_WRITTEN TASK_
From the entries that follow, pick out all lines holding "River".
++++ RECORDS SHOWN ++++
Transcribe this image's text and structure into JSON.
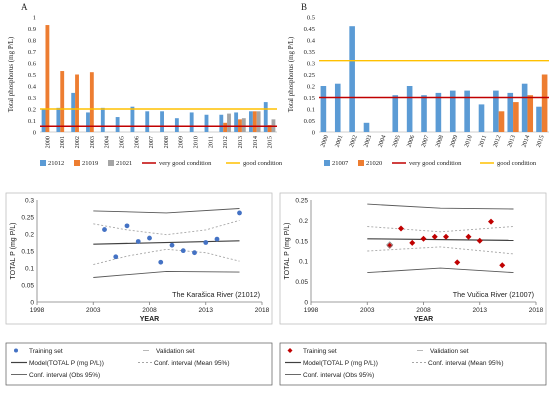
{
  "colors": {
    "series_21012": "#5b9bd5",
    "series_21019": "#ed7d31",
    "series_21021": "#a5a5a5",
    "very_good": "#c00000",
    "good": "#ffc000",
    "model_line": "#404040",
    "conf_mean": "#a6a6a6",
    "conf_obs": "#595959",
    "points_karasica": "#4472c4",
    "points_vucica": "#c00000"
  },
  "chart_data": [
    {
      "type": "bar",
      "panel_label": "A",
      "ylabel": "Total phosphorus (mg P/L)",
      "ylim": [
        0,
        1
      ],
      "yticks": [
        "0",
        "0.1",
        "0.2",
        "0.3",
        "0.4",
        "0.5",
        "0.6",
        "0.7",
        "0.8",
        "0.9",
        "1"
      ],
      "categories": [
        "2000",
        "2001",
        "2002",
        "2003",
        "2004",
        "2005",
        "2006",
        "2007",
        "2008",
        "2009",
        "2010",
        "2011",
        "2012",
        "2013",
        "2014",
        "2015"
      ],
      "series": [
        {
          "name": "21012",
          "values": [
            0.2,
            0.21,
            0.34,
            0.17,
            0.21,
            0.13,
            0.22,
            0.18,
            0.18,
            0.12,
            0.17,
            0.15,
            0.15,
            0.17,
            0.18,
            0.26
          ]
        },
        {
          "name": "21019",
          "values": [
            0.93,
            0.53,
            0.5,
            0.52,
            null,
            null,
            null,
            null,
            null,
            null,
            null,
            null,
            0.08,
            0.11,
            0.18,
            0.06
          ]
        },
        {
          "name": "21021",
          "values": [
            null,
            null,
            null,
            null,
            null,
            null,
            null,
            null,
            null,
            null,
            null,
            null,
            0.16,
            0.12,
            0.18,
            0.11
          ]
        }
      ],
      "reference_lines": [
        {
          "name": "very good condition",
          "value": 0.05
        },
        {
          "name": "good condition",
          "value": 0.2
        }
      ],
      "legend_placement": "bottom"
    },
    {
      "type": "bar",
      "panel_label": "B",
      "ylabel": "Total phosphorus (mg P/L)",
      "ylim": [
        0,
        0.5
      ],
      "yticks": [
        "0",
        "0.05",
        "0.1",
        "0.15",
        "0.2",
        "0.25",
        "0.3",
        "0.35",
        "0.4",
        "0.45",
        "0.5"
      ],
      "categories": [
        "2000",
        "2001",
        "2002",
        "2003",
        "2004",
        "2005",
        "2006",
        "2007",
        "2008",
        "2009",
        "2010",
        "2011",
        "2012",
        "2013",
        "2014",
        "2015"
      ],
      "series": [
        {
          "name": "21007",
          "values": [
            0.2,
            0.21,
            0.46,
            0.04,
            null,
            0.16,
            0.2,
            0.16,
            0.17,
            0.18,
            0.18,
            0.12,
            0.18,
            0.17,
            0.21,
            0.11
          ]
        },
        {
          "name": "21020",
          "values": [
            null,
            null,
            null,
            null,
            null,
            null,
            null,
            null,
            null,
            null,
            null,
            null,
            0.09,
            0.13,
            0.16,
            0.25
          ]
        }
      ],
      "reference_lines": [
        {
          "name": "very good condition",
          "value": 0.15
        },
        {
          "name": "good condition",
          "value": 0.31
        }
      ],
      "legend_placement": "bottom"
    },
    {
      "type": "scatter",
      "title": "The Karašica River (21012)",
      "xlabel": "YEAR",
      "ylabel": "TOTAL P (mg P/L)",
      "xlim": [
        1998,
        2018
      ],
      "ylim": [
        0,
        0.3
      ],
      "xticks": [
        1998,
        2003,
        2008,
        2013,
        2018
      ],
      "yticks": [
        "0",
        "0.05",
        "0.1",
        "0.15",
        "0.2",
        "0.25",
        "0.3"
      ],
      "training_set": [
        [
          2004,
          0.213
        ],
        [
          2005,
          0.133
        ],
        [
          2006,
          0.224
        ],
        [
          2007,
          0.178
        ],
        [
          2008,
          0.188
        ],
        [
          2009,
          0.117
        ],
        [
          2010,
          0.167
        ],
        [
          2011,
          0.151
        ],
        [
          2012,
          0.145
        ],
        [
          2013,
          0.175
        ],
        [
          2014,
          0.185
        ],
        [
          2016,
          0.262
        ]
      ],
      "validation_set": [],
      "model": [
        [
          2003,
          0.17
        ],
        [
          2016,
          0.18
        ]
      ],
      "conf_mean_upper": [
        [
          2003,
          0.23
        ],
        [
          2006,
          0.212
        ],
        [
          2009.5,
          0.198
        ],
        [
          2013,
          0.212
        ],
        [
          2016,
          0.24
        ]
      ],
      "conf_mean_lower": [
        [
          2003,
          0.11
        ],
        [
          2006,
          0.135
        ],
        [
          2009.5,
          0.155
        ],
        [
          2013,
          0.145
        ],
        [
          2016,
          0.12
        ]
      ],
      "conf_obs_upper": [
        [
          2003,
          0.268
        ],
        [
          2009.5,
          0.262
        ],
        [
          2016,
          0.275
        ]
      ],
      "conf_obs_lower": [
        [
          2003,
          0.072
        ],
        [
          2009.5,
          0.09
        ],
        [
          2016,
          0.088
        ]
      ],
      "legend_placement": "bottom",
      "legend": [
        "Training set",
        "Validation set",
        "Model(TOTAL P (mg P/L))",
        "Conf. interval (Mean 95%)",
        "Conf. interval (Obs 95%)"
      ]
    },
    {
      "type": "scatter",
      "title": "The Vučica River (21007)",
      "xlabel": "YEAR",
      "ylabel": "TOTAL P (mg P/L)",
      "xlim": [
        1998,
        2018
      ],
      "ylim": [
        0,
        0.25
      ],
      "xticks": [
        1998,
        2003,
        2008,
        2013,
        2018
      ],
      "yticks": [
        "0",
        "0.05",
        "0.1",
        "0.15",
        "0.2",
        "0.25"
      ],
      "training_set": [
        [
          2005,
          0.138
        ],
        [
          2006,
          0.18
        ],
        [
          2007,
          0.145
        ],
        [
          2008,
          0.155
        ],
        [
          2009,
          0.16
        ],
        [
          2010,
          0.16
        ],
        [
          2011,
          0.097
        ],
        [
          2012,
          0.16
        ],
        [
          2013,
          0.15
        ],
        [
          2014,
          0.197
        ],
        [
          2015,
          0.09
        ]
      ],
      "validation_set": [
        [
          2005,
          0.14
        ]
      ],
      "model": [
        [
          2003,
          0.155
        ],
        [
          2016,
          0.151
        ]
      ],
      "conf_mean_upper": [
        [
          2003,
          0.185
        ],
        [
          2009.5,
          0.172
        ],
        [
          2016,
          0.185
        ]
      ],
      "conf_mean_lower": [
        [
          2003,
          0.125
        ],
        [
          2009.5,
          0.135
        ],
        [
          2016,
          0.118
        ]
      ],
      "conf_obs_upper": [
        [
          2003,
          0.24
        ],
        [
          2009.5,
          0.23
        ],
        [
          2016,
          0.228
        ]
      ],
      "conf_obs_lower": [
        [
          2003,
          0.072
        ],
        [
          2009.5,
          0.083
        ],
        [
          2016,
          0.072
        ]
      ],
      "legend_placement": "bottom",
      "legend": [
        "Training set",
        "Validation set",
        "Model(TOTAL P (mg P/L))",
        "Conf. interval (Mean 95%)",
        "Conf. interval (Obs 95%)"
      ]
    }
  ]
}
++++
_ANSWER_
      "title": "The Karašica River (21012)",
      "title": "The Vučica River (21007)",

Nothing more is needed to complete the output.